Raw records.
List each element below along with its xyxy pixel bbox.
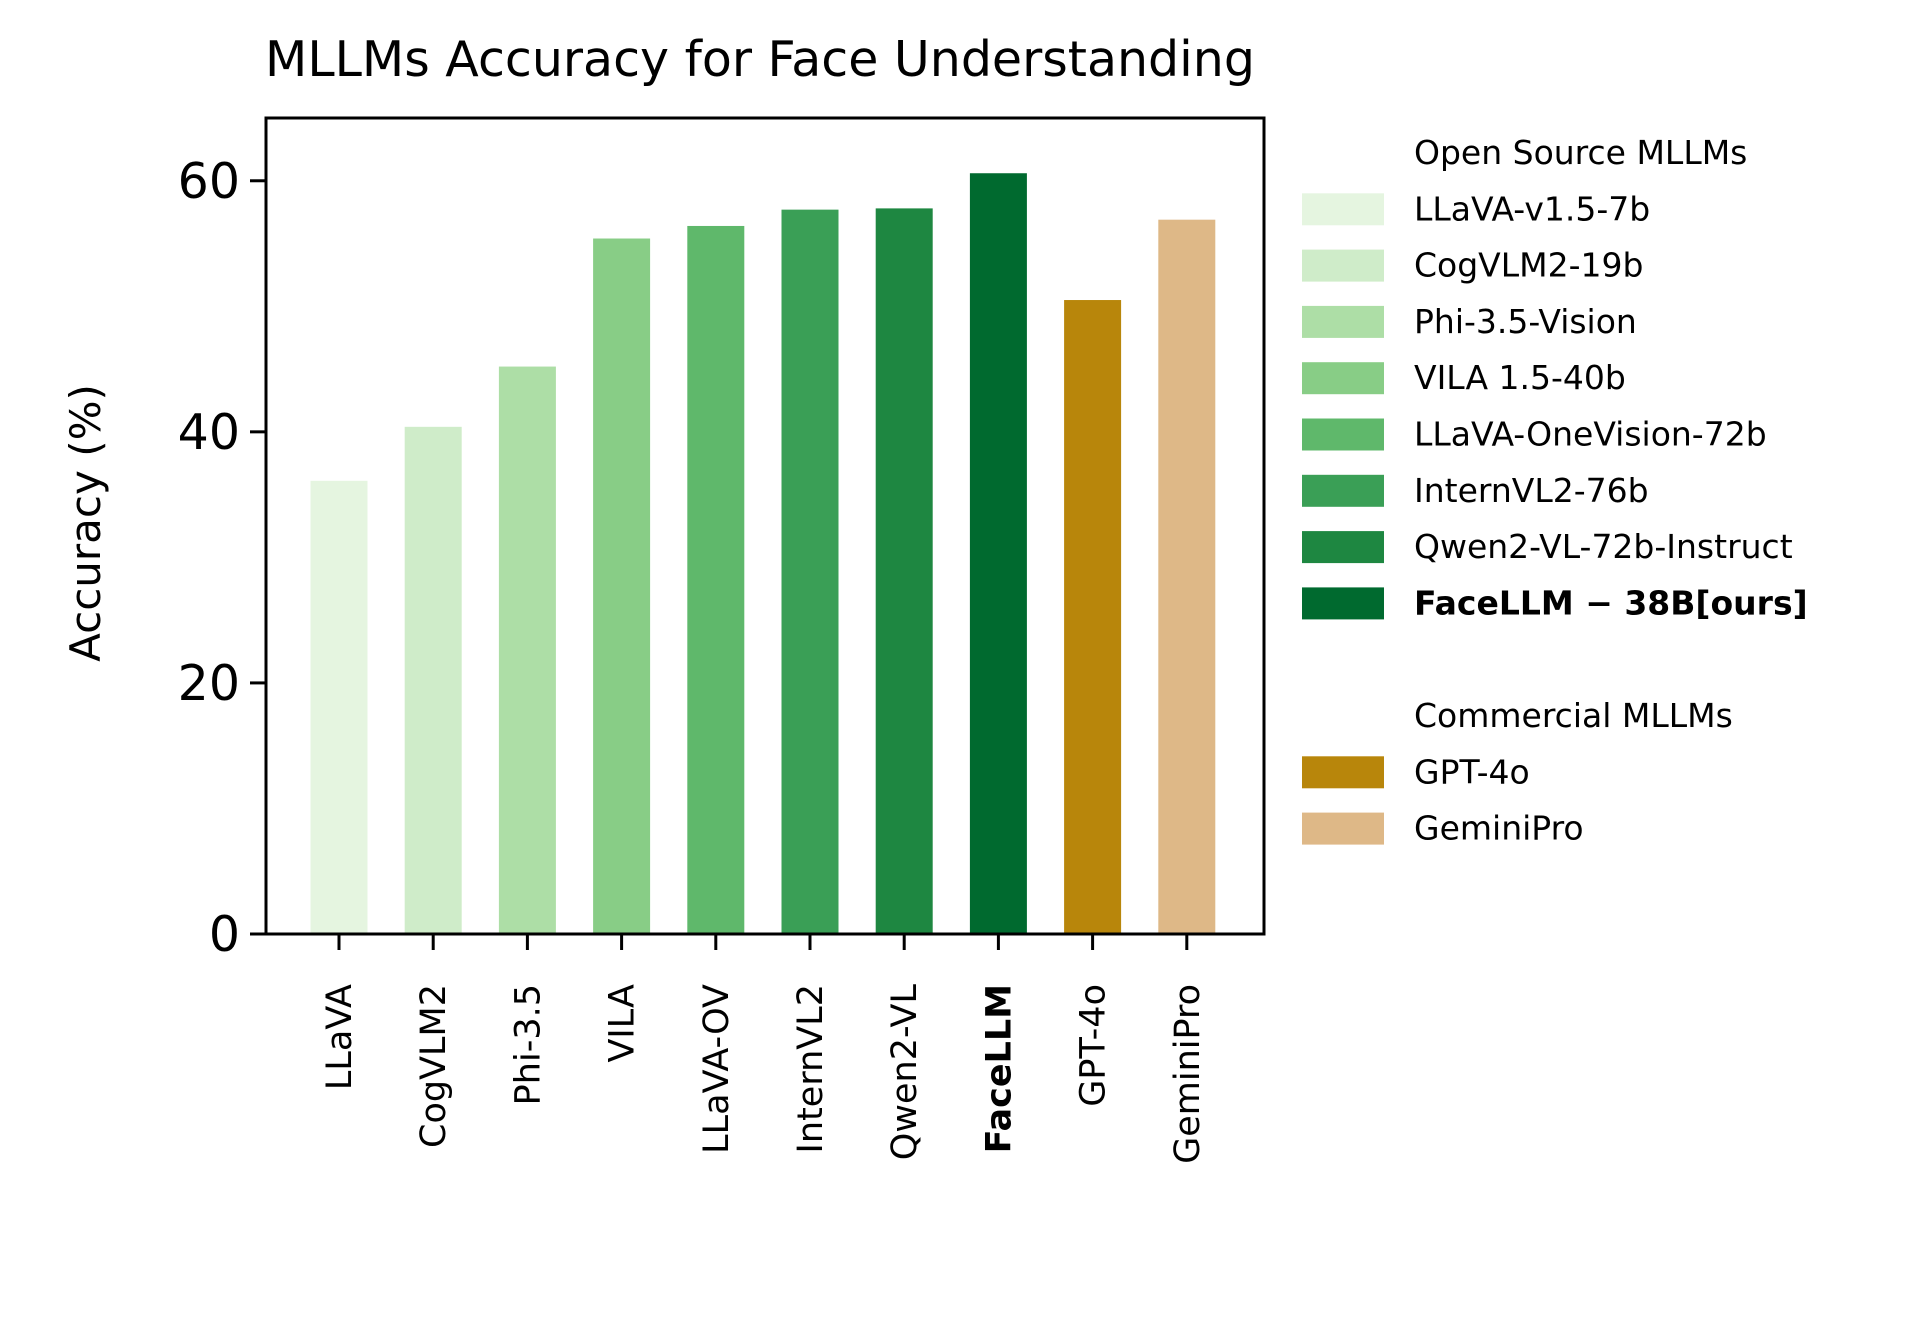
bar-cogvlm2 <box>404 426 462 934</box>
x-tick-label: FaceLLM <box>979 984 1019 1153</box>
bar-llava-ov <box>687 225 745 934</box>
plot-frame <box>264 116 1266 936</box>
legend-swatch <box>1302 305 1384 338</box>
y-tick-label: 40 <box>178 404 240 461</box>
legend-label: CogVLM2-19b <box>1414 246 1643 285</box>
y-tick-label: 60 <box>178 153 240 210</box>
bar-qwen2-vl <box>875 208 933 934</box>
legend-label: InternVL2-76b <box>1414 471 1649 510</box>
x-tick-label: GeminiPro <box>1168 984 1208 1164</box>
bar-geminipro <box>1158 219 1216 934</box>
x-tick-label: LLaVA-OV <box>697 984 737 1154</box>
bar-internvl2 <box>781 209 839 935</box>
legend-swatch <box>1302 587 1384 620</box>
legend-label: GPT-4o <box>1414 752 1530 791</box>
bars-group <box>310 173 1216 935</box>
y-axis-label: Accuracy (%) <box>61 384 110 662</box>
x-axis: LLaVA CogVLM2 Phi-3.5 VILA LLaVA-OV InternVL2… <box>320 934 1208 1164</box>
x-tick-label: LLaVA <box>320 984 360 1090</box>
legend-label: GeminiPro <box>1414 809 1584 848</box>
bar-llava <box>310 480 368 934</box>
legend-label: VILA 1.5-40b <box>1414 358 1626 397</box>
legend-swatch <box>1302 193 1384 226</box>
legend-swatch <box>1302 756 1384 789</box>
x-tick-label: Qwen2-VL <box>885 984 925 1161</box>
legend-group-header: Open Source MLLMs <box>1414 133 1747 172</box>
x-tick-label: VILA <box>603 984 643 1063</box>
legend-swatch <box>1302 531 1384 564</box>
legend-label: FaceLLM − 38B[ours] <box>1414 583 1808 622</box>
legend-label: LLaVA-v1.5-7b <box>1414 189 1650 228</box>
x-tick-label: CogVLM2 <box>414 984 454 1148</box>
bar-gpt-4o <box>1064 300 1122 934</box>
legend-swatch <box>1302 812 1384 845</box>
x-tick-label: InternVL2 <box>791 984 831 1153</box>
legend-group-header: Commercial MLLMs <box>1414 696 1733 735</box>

What is required. Change "legend-label" to "legend-entry" everywhere from the line containing "bar-cogvlm2 <box>404 426 462 934</box>" down to the line containing "bar-internvl2 <box>781 209 839 935</box>", leaving everything else as it is. Return only those lines.

Response.
bar-cogvlm2 <box>404 426 462 934</box>
x-tick-label: FaceLLM <box>979 984 1019 1153</box>
bar-llava-ov <box>687 225 745 934</box>
plot-frame <box>264 116 1266 936</box>
legend-swatch <box>1302 305 1384 338</box>
y-tick-label: 40 <box>178 404 240 461</box>
legend-entry: CogVLM2-19b <box>1414 246 1643 285</box>
y-tick-label: 60 <box>178 153 240 210</box>
bar-qwen2-vl <box>875 208 933 934</box>
legend-entry: InternVL2-76b <box>1414 471 1649 510</box>
x-tick-label: GeminiPro <box>1168 984 1208 1164</box>
bar-geminipro <box>1158 219 1216 934</box>
x-tick-label: LLaVA-OV <box>697 984 737 1154</box>
bar-internvl2 <box>781 209 839 935</box>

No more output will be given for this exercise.